◆ **Task to complete**
Find the line that contains "What does this" in the entries below. Output it and each later line exactly, and nothing else.

Dataset entries
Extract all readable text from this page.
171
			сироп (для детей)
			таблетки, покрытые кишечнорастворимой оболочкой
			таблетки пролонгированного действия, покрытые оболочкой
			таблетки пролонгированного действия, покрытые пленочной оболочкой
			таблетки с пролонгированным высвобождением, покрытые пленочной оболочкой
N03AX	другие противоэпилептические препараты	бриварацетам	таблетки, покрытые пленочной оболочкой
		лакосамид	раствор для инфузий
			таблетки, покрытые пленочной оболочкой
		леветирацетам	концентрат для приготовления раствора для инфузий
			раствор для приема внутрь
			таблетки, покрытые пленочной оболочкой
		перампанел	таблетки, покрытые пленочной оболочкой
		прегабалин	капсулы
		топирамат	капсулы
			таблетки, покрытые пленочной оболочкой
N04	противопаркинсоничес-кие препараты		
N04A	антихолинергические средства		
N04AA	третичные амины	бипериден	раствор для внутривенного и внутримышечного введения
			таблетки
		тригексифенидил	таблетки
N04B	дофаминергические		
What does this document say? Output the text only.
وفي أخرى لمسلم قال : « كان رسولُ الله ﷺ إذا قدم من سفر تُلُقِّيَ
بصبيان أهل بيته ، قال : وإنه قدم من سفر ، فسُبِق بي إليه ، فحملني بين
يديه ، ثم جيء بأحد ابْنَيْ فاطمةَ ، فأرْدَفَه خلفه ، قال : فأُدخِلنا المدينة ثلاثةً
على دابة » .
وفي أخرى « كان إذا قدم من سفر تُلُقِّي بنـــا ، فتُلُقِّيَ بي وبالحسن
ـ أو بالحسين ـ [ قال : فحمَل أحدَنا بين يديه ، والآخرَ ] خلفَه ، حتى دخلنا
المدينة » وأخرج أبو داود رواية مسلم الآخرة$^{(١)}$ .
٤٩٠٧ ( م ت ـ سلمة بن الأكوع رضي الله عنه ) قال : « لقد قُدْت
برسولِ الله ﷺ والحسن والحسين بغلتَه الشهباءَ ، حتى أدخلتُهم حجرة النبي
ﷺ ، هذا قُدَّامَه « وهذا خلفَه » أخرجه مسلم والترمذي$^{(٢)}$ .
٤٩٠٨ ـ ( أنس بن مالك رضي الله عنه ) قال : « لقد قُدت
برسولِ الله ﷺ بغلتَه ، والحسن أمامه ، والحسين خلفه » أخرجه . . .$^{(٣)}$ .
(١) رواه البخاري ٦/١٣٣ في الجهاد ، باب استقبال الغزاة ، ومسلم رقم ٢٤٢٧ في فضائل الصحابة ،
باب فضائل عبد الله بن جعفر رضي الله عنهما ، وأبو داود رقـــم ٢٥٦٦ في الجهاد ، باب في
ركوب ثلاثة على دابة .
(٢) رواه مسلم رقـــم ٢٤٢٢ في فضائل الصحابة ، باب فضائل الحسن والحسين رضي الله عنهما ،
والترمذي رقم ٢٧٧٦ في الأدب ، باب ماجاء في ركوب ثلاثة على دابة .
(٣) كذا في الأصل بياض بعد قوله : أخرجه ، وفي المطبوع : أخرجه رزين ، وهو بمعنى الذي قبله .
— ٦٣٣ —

◆ **Exercise output**
What does this document say? Output the text only.
وفي أخرى لمسلم قال : « كان رسولُ الله ﷺ إذا قدم من سفر تُلُقِّيَ
بصبيان أهل بيته ، قال : وإنه قدم من سفر ، فسُبِق بي إليه ، فحملني بين
يديه ، ثم جيء بأحد ابْنَيْ فاطمةَ ، فأرْدَفَه خلفه ، قال : فأُدخِلنا المدينة ثلاثةً
على دابة » .
وفي أخرى « كان إذا قدم من سفر تُلُقِّي بنـــا ، فتُلُقِّيَ بي وبالحسن
ـ أو بالحسين ـ [ قال : فحمَل أحدَنا بين يديه ، والآخرَ ] خلفَه ، حتى دخلنا
المدينة » وأخرج أبو داود رواية مسلم الآخرة$^{(١)}$ .
٤٩٠٧ ( م ت ـ سلمة بن الأكوع رضي الله عنه ) قال : « لقد قُدْت
برسولِ الله ﷺ والحسن والحسين بغلتَه الشهباءَ ، حتى أدخلتُهم حجرة النبي
ﷺ ، هذا قُدَّامَه « وهذا خلفَه » أخرجه مسلم والترمذي$^{(٢)}$ .
٤٩٠٨ ـ ( أنس بن مالك رضي الله عنه ) قال : « لقد قُدت
برسولِ الله ﷺ بغلتَه ، والحسن أمامه ، والحسين خلفه » أخرجه . . .$^{(٣)}$ .
(١) رواه البخاري ٦/١٣٣ في الجهاد ، باب استقبال الغزاة ، ومسلم رقم ٢٤٢٧ في فضائل الصحابة ،
باب فضائل عبد الله بن جعفر رضي الله عنهما ، وأبو داود رقـــم ٢٥٦٦ في الجهاد ، باب في
ركوب ثلاثة على دابة .
(٢) رواه مسلم رقـــم ٢٤٢٢ في فضائل الصحابة ، باب فضائل الحسن والحسين رضي الله عنهما ،
والترمذي رقم ٢٧٧٦ في الأدب ، باب ماجاء في ركوب ثلاثة على دابة .
(٣) كذا في الأصل بياض بعد قوله : أخرجه ، وفي المطبوع : أخرجه رزين ، وهو بمعنى الذي قبله .
— ٦٣٣ —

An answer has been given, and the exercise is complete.